[TASK GOAL] Extract the lines that hold the string "What".

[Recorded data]

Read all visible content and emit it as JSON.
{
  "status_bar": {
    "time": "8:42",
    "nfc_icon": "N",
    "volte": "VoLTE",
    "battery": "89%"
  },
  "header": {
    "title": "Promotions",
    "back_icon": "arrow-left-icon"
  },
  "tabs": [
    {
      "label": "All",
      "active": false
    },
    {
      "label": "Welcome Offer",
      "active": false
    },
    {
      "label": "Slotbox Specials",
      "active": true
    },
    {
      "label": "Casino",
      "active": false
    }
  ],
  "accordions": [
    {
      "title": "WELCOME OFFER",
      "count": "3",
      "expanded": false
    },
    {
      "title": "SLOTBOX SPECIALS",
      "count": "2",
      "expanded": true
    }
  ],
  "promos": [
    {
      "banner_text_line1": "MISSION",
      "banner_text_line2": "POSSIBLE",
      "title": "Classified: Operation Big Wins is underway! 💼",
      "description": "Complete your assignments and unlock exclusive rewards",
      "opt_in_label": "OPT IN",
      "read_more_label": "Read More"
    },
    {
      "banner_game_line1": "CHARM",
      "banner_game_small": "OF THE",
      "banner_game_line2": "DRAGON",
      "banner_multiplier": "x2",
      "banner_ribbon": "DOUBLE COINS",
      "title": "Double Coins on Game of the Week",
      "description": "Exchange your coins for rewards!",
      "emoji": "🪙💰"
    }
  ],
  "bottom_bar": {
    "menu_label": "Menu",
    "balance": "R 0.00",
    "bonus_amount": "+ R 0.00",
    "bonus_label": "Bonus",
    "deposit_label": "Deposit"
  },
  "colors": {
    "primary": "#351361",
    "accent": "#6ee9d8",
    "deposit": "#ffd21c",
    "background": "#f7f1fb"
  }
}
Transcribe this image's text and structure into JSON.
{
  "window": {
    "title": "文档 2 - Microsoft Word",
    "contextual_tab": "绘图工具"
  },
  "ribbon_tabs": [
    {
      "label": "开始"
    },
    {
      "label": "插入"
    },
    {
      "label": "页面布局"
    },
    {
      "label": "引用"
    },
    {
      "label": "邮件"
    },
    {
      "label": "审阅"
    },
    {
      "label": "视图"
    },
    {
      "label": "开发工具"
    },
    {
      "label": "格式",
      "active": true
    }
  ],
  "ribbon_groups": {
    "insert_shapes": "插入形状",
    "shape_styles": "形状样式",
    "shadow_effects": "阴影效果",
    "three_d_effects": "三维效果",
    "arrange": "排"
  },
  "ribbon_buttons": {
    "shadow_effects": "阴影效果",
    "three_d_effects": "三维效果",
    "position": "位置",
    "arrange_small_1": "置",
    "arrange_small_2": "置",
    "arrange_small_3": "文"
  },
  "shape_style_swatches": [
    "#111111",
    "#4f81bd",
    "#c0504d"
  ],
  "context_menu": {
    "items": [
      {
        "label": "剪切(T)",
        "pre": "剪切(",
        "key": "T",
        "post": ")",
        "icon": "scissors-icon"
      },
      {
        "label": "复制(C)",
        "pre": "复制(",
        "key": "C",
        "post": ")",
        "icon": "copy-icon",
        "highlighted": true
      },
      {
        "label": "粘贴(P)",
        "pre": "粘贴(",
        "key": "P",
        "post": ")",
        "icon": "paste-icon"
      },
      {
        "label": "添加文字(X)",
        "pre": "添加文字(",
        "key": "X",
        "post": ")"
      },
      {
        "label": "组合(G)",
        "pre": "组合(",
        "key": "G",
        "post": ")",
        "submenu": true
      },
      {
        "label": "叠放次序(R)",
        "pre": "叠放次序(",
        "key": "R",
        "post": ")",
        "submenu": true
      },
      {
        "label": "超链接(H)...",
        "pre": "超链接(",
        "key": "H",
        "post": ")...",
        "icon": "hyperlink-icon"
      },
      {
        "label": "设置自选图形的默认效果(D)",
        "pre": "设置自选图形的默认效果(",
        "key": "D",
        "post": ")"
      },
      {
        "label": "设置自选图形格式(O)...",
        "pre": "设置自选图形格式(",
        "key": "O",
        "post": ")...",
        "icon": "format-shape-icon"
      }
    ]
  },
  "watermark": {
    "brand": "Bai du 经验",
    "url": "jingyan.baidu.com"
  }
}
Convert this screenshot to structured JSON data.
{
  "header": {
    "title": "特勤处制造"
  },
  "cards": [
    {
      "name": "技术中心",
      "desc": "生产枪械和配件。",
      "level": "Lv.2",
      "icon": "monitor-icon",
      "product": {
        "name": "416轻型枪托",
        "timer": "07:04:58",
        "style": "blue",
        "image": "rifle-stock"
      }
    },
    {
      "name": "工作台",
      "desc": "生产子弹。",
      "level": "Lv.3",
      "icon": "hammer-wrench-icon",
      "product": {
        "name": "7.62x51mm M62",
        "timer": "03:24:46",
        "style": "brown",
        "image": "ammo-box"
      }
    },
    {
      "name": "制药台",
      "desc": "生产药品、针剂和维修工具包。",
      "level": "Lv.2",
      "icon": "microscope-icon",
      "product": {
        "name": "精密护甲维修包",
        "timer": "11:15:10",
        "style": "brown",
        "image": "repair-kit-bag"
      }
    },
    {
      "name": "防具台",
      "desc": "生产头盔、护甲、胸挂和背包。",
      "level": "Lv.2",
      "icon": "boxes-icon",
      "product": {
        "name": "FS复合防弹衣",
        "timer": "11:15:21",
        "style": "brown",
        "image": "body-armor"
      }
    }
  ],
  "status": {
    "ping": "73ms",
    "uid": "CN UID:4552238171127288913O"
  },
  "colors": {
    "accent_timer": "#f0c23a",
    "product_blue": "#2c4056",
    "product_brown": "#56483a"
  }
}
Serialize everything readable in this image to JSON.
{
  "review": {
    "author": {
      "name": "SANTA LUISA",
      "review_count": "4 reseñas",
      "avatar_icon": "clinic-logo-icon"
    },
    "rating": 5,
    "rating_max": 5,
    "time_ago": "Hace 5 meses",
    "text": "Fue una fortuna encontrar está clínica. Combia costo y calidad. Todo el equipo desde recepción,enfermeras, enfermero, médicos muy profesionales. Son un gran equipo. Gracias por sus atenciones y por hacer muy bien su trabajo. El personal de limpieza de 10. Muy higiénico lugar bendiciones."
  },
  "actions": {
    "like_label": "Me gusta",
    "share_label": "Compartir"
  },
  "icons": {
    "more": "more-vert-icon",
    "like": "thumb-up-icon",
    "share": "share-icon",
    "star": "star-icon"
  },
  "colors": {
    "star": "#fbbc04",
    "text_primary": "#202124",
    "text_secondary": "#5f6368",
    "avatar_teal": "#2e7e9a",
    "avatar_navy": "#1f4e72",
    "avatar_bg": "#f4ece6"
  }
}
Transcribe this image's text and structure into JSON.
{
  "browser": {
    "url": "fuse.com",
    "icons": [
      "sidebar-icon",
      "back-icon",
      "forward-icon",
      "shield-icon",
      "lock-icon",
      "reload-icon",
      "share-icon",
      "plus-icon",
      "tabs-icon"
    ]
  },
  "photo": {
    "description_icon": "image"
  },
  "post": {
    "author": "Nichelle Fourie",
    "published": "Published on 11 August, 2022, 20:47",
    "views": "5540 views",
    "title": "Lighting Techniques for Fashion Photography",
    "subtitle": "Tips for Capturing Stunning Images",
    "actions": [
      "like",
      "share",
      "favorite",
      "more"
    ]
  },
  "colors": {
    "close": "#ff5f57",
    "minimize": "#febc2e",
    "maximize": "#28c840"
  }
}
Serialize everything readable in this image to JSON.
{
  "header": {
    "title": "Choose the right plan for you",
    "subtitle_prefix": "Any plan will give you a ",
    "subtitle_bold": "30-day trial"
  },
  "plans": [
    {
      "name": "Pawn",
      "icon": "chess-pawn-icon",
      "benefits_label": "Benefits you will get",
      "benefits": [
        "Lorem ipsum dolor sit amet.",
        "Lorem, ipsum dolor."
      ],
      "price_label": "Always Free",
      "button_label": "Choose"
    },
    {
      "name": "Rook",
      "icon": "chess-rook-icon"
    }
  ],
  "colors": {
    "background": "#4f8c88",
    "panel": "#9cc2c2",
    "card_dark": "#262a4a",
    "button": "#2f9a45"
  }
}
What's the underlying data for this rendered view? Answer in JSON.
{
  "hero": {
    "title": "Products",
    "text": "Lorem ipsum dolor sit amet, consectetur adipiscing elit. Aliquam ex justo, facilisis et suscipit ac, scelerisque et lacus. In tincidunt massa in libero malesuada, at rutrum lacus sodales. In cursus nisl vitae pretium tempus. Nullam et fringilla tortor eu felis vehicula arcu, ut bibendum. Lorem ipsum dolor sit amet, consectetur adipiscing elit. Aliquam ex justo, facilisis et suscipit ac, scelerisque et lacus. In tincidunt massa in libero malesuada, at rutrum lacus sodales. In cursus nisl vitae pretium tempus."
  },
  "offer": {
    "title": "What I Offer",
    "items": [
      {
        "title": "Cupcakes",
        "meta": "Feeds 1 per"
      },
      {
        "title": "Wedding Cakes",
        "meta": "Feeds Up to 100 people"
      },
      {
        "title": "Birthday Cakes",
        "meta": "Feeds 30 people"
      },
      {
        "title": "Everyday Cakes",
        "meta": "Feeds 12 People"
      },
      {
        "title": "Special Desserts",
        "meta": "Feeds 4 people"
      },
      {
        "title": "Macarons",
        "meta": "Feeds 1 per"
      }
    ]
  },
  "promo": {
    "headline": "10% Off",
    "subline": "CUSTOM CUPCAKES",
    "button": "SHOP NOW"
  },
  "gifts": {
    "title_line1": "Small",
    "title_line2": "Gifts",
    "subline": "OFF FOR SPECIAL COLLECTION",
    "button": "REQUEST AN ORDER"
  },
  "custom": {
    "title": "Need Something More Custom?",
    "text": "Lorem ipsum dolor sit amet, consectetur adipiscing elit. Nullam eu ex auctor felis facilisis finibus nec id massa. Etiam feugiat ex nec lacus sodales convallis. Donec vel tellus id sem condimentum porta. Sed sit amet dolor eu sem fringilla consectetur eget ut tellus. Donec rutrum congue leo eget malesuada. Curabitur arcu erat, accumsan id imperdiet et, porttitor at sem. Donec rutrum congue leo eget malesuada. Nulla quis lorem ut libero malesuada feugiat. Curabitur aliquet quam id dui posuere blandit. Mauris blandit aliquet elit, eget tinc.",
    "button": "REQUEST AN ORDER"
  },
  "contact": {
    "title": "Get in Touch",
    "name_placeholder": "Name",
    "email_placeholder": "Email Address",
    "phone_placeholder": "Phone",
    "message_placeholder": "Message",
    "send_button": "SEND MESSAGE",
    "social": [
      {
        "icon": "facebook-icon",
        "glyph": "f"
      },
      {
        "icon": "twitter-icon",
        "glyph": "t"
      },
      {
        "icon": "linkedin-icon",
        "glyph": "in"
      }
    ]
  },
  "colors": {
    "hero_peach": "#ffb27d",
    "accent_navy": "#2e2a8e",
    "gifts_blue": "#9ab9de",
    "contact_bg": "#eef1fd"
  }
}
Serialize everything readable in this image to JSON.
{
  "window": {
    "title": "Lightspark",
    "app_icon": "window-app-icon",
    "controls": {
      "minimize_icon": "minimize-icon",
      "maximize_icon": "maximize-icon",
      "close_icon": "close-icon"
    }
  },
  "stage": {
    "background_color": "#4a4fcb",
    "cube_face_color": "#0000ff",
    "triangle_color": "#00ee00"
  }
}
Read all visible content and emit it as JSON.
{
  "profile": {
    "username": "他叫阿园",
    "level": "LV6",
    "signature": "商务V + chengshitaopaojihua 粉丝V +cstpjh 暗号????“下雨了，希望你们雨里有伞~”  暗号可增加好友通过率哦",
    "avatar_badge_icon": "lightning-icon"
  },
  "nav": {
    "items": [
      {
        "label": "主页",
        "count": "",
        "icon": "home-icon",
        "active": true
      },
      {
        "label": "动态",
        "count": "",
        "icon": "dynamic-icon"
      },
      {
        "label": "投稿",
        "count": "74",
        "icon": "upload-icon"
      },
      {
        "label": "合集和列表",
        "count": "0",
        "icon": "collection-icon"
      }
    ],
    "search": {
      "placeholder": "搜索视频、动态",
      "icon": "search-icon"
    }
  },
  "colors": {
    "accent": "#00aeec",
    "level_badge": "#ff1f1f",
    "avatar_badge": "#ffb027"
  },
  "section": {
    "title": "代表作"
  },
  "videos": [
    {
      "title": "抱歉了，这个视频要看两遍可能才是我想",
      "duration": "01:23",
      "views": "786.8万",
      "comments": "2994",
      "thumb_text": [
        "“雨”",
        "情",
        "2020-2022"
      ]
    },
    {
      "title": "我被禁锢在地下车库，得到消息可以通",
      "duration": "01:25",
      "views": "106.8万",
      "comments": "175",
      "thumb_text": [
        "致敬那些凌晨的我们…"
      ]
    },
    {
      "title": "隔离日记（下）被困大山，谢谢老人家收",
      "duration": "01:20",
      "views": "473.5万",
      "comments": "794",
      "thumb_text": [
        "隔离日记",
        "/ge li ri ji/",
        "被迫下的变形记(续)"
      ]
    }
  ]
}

[CORRECT RESULT]
What's the underlying data for this rendered view? Answer in JSON.
    "title": "What I Offer",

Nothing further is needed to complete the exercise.